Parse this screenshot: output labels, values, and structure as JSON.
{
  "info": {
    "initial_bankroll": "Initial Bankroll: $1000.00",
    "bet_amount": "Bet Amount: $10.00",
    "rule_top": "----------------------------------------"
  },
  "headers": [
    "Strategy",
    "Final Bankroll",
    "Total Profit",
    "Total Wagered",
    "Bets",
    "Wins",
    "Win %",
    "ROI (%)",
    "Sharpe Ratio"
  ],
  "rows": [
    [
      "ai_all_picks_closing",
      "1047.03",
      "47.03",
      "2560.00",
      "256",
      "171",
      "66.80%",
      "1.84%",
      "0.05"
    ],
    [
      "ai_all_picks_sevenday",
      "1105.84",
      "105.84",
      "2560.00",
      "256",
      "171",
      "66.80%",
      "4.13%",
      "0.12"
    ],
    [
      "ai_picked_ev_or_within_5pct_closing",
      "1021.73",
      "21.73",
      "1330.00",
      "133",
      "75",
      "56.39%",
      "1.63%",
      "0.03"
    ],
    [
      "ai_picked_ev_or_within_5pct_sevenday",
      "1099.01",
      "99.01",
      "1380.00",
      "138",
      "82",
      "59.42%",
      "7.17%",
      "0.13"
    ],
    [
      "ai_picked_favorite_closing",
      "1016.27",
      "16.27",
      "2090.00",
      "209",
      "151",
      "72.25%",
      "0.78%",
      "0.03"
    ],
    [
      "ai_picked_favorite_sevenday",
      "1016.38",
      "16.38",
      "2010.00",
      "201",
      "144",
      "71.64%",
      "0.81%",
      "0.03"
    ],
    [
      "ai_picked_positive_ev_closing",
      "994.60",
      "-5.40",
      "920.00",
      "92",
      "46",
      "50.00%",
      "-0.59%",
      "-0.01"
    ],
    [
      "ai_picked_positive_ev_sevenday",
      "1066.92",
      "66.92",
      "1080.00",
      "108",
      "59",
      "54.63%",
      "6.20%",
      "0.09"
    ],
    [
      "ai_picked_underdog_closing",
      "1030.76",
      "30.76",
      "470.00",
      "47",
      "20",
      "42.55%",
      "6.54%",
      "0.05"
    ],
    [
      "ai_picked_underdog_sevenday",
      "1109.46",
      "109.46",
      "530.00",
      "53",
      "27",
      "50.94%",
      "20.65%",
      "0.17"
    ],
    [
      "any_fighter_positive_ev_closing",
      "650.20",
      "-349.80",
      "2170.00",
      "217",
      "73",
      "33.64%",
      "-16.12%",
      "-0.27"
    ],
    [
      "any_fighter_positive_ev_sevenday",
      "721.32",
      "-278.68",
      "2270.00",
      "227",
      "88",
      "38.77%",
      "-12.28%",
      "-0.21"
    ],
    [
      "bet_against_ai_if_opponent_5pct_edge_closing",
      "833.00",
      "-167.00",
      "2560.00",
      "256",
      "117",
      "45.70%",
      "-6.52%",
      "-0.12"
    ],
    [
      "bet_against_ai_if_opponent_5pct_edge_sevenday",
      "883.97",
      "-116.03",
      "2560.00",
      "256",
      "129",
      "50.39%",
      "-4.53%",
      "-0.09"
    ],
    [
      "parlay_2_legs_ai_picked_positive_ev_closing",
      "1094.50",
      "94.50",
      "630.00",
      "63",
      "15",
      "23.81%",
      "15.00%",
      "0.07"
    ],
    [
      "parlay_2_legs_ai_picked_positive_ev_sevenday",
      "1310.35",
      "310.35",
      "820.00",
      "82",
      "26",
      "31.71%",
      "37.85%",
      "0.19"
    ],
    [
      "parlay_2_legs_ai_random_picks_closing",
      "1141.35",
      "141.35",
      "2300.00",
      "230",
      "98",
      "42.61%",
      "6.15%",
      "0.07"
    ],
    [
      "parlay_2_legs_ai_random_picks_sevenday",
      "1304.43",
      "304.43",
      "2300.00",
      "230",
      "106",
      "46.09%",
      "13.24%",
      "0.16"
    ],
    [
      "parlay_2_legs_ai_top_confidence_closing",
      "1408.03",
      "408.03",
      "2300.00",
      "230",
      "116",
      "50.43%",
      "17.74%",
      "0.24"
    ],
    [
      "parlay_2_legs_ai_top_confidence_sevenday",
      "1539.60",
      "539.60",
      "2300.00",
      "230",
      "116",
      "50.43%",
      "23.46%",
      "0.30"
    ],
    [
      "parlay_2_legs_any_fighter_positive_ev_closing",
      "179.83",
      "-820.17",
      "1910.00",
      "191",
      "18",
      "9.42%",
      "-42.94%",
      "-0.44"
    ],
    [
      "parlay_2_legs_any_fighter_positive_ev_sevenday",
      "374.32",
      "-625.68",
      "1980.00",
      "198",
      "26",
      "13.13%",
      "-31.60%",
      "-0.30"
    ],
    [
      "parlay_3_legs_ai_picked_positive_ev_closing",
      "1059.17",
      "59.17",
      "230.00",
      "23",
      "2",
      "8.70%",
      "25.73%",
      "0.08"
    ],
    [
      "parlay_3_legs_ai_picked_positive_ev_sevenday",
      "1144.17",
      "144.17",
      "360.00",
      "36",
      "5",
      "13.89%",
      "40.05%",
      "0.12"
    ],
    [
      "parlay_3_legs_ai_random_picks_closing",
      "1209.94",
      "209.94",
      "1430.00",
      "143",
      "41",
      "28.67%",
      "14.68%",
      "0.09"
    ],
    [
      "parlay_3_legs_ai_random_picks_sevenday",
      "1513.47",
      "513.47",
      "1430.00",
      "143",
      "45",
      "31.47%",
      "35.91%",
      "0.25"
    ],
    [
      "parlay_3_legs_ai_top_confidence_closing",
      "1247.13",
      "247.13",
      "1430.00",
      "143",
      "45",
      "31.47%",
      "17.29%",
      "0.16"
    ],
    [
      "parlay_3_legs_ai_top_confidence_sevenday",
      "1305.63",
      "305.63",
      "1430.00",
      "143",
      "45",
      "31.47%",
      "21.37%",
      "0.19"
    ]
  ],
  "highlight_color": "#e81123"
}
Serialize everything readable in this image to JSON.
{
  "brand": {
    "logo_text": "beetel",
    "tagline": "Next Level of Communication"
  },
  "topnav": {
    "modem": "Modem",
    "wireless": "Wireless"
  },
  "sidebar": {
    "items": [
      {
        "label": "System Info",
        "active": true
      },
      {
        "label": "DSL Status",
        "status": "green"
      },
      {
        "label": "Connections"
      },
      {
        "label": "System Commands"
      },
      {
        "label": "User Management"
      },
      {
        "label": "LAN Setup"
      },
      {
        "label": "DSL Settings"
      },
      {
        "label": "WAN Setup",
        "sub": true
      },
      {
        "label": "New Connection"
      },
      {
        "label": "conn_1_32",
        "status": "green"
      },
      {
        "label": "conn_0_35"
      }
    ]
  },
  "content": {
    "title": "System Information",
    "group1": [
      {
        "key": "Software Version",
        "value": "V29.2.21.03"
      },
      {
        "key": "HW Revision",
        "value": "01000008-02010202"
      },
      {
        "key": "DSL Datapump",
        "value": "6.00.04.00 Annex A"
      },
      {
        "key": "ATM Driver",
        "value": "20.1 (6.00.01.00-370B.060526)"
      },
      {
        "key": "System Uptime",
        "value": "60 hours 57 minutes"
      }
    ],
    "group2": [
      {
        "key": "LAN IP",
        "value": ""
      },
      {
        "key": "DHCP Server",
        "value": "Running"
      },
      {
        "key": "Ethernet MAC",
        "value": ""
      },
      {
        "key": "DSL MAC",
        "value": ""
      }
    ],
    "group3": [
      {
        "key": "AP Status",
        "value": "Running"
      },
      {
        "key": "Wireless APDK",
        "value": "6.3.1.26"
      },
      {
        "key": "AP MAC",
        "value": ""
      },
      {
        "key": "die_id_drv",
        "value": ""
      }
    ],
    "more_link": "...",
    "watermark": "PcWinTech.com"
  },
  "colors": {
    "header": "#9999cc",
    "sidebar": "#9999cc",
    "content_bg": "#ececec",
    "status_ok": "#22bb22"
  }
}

## [GIVEN PROBLEM]
Go through the material and select each line with the string "this" in it.

## [THE ANSWER]
Parse this screenshot: output labels, values, and structure as JSON.
Serialize everything readable in this image to JSON.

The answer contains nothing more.